THE REQUEST => Reproduce the material in full, unchanged.

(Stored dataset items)

= = = = = = =

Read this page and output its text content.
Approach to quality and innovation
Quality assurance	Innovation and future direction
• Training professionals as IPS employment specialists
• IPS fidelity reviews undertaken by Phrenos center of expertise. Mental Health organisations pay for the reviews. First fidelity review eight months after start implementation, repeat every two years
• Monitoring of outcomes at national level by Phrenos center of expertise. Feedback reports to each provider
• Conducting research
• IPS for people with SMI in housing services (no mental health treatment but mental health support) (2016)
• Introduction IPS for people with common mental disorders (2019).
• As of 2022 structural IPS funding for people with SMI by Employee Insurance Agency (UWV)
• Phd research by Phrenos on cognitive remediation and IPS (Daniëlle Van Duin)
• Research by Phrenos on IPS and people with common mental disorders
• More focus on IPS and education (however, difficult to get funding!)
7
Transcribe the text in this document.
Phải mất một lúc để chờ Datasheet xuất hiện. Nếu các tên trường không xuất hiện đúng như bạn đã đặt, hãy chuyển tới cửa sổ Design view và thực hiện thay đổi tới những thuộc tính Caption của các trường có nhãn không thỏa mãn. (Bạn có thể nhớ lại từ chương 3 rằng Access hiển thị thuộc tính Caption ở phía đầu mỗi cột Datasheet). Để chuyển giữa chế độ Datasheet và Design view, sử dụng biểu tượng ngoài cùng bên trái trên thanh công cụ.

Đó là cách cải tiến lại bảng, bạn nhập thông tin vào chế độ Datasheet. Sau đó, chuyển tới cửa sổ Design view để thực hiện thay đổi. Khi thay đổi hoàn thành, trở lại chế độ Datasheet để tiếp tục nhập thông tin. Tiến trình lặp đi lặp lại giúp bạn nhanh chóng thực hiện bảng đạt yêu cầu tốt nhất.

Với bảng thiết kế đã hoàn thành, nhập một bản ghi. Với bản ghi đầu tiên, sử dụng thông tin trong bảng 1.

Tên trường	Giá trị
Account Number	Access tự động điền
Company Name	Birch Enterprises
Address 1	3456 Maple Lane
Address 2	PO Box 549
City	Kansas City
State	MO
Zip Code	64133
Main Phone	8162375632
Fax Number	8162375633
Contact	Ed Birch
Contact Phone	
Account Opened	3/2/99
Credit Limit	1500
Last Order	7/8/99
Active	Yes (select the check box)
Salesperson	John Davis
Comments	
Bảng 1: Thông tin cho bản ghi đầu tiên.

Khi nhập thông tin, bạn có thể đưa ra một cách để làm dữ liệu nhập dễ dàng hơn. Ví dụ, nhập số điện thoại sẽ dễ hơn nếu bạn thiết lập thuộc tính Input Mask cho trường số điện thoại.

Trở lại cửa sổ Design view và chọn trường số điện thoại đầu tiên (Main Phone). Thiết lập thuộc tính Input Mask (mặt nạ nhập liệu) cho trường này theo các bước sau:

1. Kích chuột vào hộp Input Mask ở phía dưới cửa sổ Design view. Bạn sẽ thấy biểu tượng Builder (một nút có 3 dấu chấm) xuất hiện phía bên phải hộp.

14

= = = = = = =

EXPECTED OUTPUT =>
Read this page and output its text content.
Approach to quality and innovation
Quality assurance	Innovation and future direction
• Training professionals as IPS employment specialists
• IPS fidelity reviews undertaken by Phrenos center of expertise. Mental Health organisations pay for the reviews. First fidelity review eight months after start implementation, repeat every two years
• Monitoring of outcomes at national level by Phrenos center of expertise. Feedback reports to each provider
• Conducting research
• IPS for people with SMI in housing services (no mental health treatment but mental health support) (2016)
• Introduction IPS for people with common mental disorders (2019).
• As of 2022 structural IPS funding for people with SMI by Employee Insurance Agency (UWV)
• Phd research by Phrenos on cognitive remediation and IPS (Daniëlle Van Duin)
• Research by Phrenos on IPS and people with common mental disorders
• More focus on IPS and education (however, difficult to get funding!)
7
Transcribe the text in this document.
Phải mất một lúc để chờ Datasheet xuất hiện. Nếu các tên trường không xuất hiện đúng như bạn đã đặt, hãy chuyển tới cửa sổ Design view và thực hiện thay đổi tới những thuộc tính Caption của các trường có nhãn không thỏa mãn. (Bạn có thể nhớ lại từ chương 3 rằng Access hiển thị thuộc tính Caption ở phía đầu mỗi cột Datasheet). Để chuyển giữa chế độ Datasheet và Design view, sử dụng biểu tượng ngoài cùng bên trái trên thanh công cụ.

Đó là cách cải tiến lại bảng, bạn nhập thông tin vào chế độ Datasheet. Sau đó, chuyển tới cửa sổ Design view để thực hiện thay đổi. Khi thay đổi hoàn thành, trở lại chế độ Datasheet để tiếp tục nhập thông tin. Tiến trình lặp đi lặp lại giúp bạn nhanh chóng thực hiện bảng đạt yêu cầu tốt nhất.

Với bảng thiết kế đã hoàn thành, nhập một bản ghi. Với bản ghi đầu tiên, sử dụng thông tin trong bảng 1.

Tên trường	Giá trị
Account Number	Access tự động điền
Company Name	Birch Enterprises
Address 1	3456 Maple Lane
Address 2	PO Box 549
City	Kansas City
State	MO
Zip Code	64133
Main Phone	8162375632
Fax Number	8162375633
Contact	Ed Birch
Contact Phone	
Account Opened	3/2/99
Credit Limit	1500
Last Order	7/8/99
Active	Yes (select the check box)
Salesperson	John Davis
Comments	
Bảng 1: Thông tin cho bản ghi đầu tiên.

Khi nhập thông tin, bạn có thể đưa ra một cách để làm dữ liệu nhập dễ dàng hơn. Ví dụ, nhập số điện thoại sẽ dễ hơn nếu bạn thiết lập thuộc tính Input Mask cho trường số điện thoại.

Trở lại cửa sổ Design view và chọn trường số điện thoại đầu tiên (Main Phone). Thiết lập thuộc tính Input Mask (mặt nạ nhập liệu) cho trường này theo các bước sau:

1. Kích chuột vào hộp Input Mask ở phía dưới cửa sổ Design view. Bạn sẽ thấy biểu tượng Builder (một nút có 3 dấu chấm) xuất hiện phía bên phải hộp.

14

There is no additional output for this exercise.